• **What the task requires**:
Reproduce each line of the material exactly, minus any picture.

··· Provided data ···

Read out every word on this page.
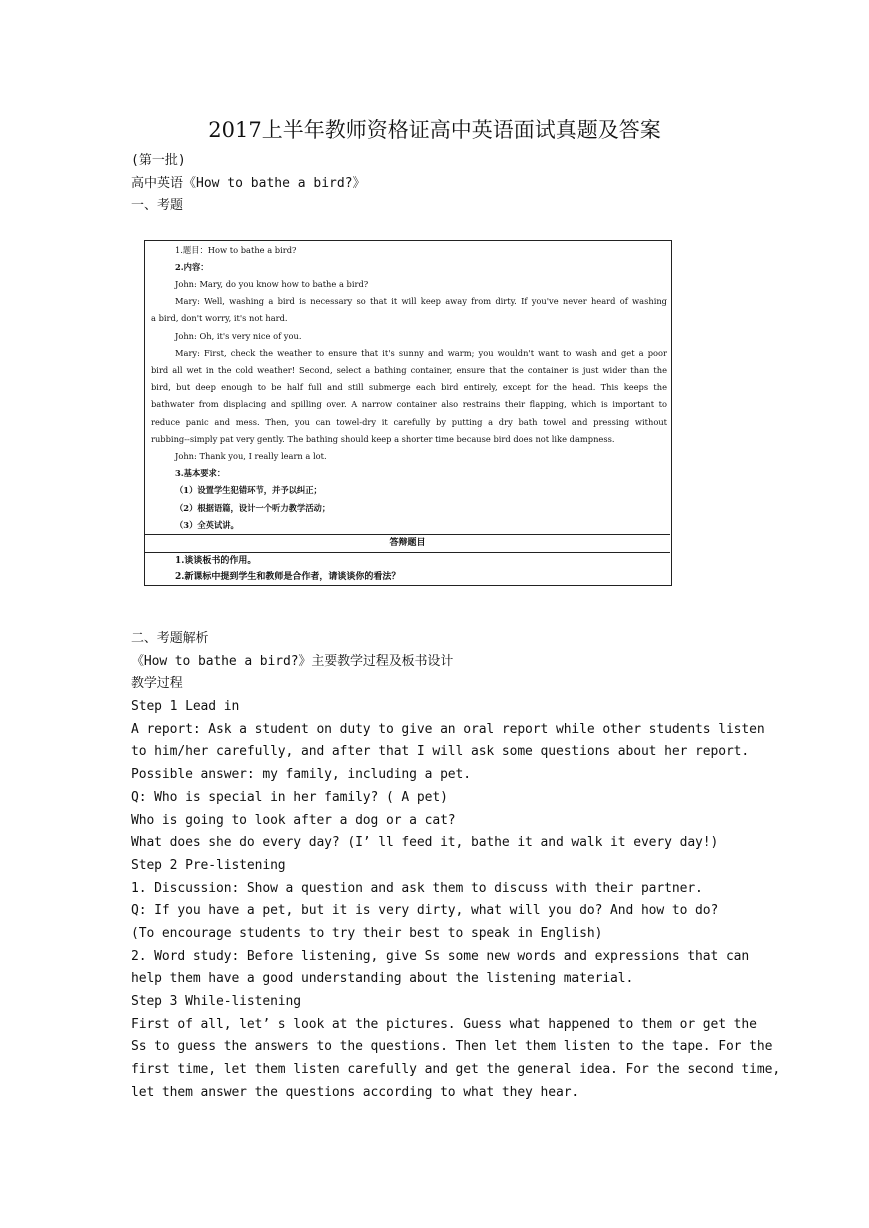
2017上半年教师资格证高中英语面试真题及答案
(第一批)
高中英语《How to bathe a bird?》
一、考题
1.题目：How to bathe a bird?
2.内容：
John: Mary, do you know how to bathe a bird?
Mary: Well, washing a bird is necessary so that it will keep away from dirty. If you've never heard of washing
a bird, don't worry, it's not hard.
John: Oh, it's very nice of you.
Mary: First, check the weather to ensure that it's sunny and warm; you wouldn't want to wash and get a poor
bird all wet in the cold weather! Second, select a bathing container, ensure that the container is just wider than the
bird, but deep enough to be half full and still submerge each bird entirely, except for the head. This keeps the
bathwater from displacing and spilling over. A narrow container also restrains their flapping, which is important to
reduce panic and mess. Then, you can towel-dry it carefully by putting a dry bath towel and pressing without
rubbing--simply pat very gently. The bathing should keep a shorter time because bird does not like dampness.
John: Thank you, I really learn a lot.
3.基本要求：
（1）设置学生犯错环节，并予以纠正；
（2）根据语篇，设计一个听力教学活动；
（3）全英试讲。
答辩题目
1.谈谈板书的作用。
2.新课标中提到学生和教师是合作者，请谈谈你的看法？
二、考题解析
《How to bathe a bird?》主要教学过程及板书设计
教学过程
Step 1 Lead in
A report: Ask a student on duty to give an oral report while other students listen
to him/her carefully, and after that I will ask some questions about her report.
Possible answer: my family, including a pet.
Q: Who is special in her family? ( A pet)
Who is going to look after a dog or a cat?
What does she do every day? (I’ ll feed it, bathe it and walk it every day!)
Step 2 Pre-listening
1. Discussion: Show a question and ask them to discuss with their partner.
Q: If you have a pet, but it is very dirty, what will you do? And how to do?
(To encourage students to try their best to speak in English)
2. Word study: Before listening, give Ss some new words and expressions that can
help them have a good understanding about the listening material.
Step 3 While-listening
First of all, let’ s look at the pictures. Guess what happened to them or get the
Ss to guess the answers to the questions. Then let them listen to the tape. For the
first time, let them listen carefully and get the general idea. For the second time,
let them answer the questions according to what they hear.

···

• **In response**:
Read out every word on this page.
2017上半年教师资格证高中英语面试真题及答案
(第一批)
高中英语《How to bathe a bird?》
一、考题
1.题目：How to bathe a bird?
2.内容：
John: Mary, do you know how to bathe a bird?
Mary: Well, washing a bird is necessary so that it will keep away from dirty. If you've never heard of washing
a bird, don't worry, it's not hard.
John: Oh, it's very nice of you.
Mary: First, check the weather to ensure that it's sunny and warm; you wouldn't want to wash and get a poor
bird all wet in the cold weather! Second, select a bathing container, ensure that the container is just wider than the
bird, but deep enough to be half full and still submerge each bird entirely, except for the head. This keeps the
bathwater from displacing and spilling over. A narrow container also restrains their flapping, which is important to
reduce panic and mess. Then, you can towel-dry it carefully by putting a dry bath towel and pressing without
rubbing--simply pat very gently. The bathing should keep a shorter time because bird does not like dampness.
John: Thank you, I really learn a lot.
3.基本要求：
（1）设置学生犯错环节，并予以纠正；
（2）根据语篇，设计一个听力教学活动；
（3）全英试讲。
答辩题目
1.谈谈板书的作用。
2.新课标中提到学生和教师是合作者，请谈谈你的看法？
二、考题解析
《How to bathe a bird?》主要教学过程及板书设计
教学过程
Step 1 Lead in
A report: Ask a student on duty to give an oral report while other students listen
to him/her carefully, and after that I will ask some questions about her report.
Possible answer: my family, including a pet.
Q: Who is special in her family? ( A pet)
Who is going to look after a dog or a cat?
What does she do every day? (I’ ll feed it, bathe it and walk it every day!)
Step 2 Pre-listening
1. Discussion: Show a question and ask them to discuss with their partner.
Q: If you have a pet, but it is very dirty, what will you do? And how to do?
(To encourage students to try their best to speak in English)
2. Word study: Before listening, give Ss some new words and expressions that can
help them have a good understanding about the listening material.
Step 3 While-listening
First of all, let’ s look at the pictures. Guess what happened to them or get the
Ss to guess the answers to the questions. Then let them listen to the tape. For the
first time, let them listen carefully and get the general idea. For the second time,
let them answer the questions according to what they hear.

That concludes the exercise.